(Figure data in JSON)
◇ ◇ ◇ ◇ ◇
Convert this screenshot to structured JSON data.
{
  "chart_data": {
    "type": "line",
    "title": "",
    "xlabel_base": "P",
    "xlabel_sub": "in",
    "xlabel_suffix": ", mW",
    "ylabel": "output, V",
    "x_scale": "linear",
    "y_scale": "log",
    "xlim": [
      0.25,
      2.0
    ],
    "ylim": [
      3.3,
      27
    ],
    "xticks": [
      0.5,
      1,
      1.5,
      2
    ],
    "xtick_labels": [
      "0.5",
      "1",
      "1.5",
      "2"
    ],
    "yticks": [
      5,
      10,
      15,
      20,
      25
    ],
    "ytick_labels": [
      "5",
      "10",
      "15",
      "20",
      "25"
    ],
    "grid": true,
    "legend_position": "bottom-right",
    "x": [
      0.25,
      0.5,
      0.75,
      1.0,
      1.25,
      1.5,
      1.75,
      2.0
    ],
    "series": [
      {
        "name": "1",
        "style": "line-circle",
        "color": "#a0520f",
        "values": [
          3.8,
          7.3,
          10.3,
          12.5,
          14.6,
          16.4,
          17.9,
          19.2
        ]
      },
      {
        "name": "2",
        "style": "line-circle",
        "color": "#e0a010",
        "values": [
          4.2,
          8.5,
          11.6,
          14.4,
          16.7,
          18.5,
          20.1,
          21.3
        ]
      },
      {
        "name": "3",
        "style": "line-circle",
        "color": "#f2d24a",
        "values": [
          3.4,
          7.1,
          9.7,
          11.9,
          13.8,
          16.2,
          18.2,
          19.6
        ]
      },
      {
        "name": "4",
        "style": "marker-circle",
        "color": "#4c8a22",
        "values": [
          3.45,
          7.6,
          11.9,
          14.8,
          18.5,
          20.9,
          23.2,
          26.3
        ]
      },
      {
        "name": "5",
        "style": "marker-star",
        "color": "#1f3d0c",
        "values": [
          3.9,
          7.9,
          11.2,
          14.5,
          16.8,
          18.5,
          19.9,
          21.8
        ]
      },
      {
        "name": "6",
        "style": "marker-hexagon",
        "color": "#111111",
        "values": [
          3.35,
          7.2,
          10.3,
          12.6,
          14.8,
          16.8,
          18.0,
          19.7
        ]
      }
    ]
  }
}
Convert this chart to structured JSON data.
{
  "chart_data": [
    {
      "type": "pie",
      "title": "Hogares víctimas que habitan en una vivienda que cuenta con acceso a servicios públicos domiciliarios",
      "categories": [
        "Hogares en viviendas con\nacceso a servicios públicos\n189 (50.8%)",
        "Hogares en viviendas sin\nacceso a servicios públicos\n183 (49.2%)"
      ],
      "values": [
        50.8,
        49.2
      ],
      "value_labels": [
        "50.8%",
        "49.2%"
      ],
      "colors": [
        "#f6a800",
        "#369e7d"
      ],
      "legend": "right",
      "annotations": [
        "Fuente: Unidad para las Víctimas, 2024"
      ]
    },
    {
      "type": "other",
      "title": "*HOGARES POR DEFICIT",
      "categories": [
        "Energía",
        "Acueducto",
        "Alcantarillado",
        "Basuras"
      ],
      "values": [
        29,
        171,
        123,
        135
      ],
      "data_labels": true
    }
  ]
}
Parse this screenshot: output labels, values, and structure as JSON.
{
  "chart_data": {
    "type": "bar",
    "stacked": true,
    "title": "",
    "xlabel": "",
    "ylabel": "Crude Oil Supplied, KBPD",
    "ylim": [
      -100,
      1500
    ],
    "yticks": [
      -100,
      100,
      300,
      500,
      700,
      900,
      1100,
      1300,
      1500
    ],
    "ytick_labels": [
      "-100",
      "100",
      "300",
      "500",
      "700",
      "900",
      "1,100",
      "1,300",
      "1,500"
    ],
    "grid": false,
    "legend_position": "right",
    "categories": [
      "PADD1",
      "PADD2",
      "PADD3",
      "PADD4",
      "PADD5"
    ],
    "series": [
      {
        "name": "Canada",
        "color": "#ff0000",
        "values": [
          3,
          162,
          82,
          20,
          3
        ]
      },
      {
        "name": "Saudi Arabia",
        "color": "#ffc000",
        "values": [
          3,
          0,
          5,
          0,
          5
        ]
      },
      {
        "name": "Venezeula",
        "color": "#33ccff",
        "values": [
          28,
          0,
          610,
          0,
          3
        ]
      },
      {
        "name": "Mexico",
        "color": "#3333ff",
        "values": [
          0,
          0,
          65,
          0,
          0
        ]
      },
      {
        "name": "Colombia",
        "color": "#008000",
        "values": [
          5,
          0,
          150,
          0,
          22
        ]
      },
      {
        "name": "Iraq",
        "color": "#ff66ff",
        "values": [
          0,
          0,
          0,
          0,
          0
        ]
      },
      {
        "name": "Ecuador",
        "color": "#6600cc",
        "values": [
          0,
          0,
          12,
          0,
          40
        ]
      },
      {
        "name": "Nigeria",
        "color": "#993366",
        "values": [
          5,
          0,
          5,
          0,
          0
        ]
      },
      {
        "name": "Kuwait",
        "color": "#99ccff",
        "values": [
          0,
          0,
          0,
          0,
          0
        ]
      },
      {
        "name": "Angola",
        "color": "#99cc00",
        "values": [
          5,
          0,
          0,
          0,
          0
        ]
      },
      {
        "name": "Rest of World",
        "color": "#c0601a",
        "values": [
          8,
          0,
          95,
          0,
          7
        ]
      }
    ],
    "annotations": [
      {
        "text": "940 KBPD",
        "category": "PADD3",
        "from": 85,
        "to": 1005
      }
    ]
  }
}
◇ ◇ ◇ ◇ ◇
In the entries above, how many lines contain the word "output"? Answer with the number only.

**TASK ANSWER**
2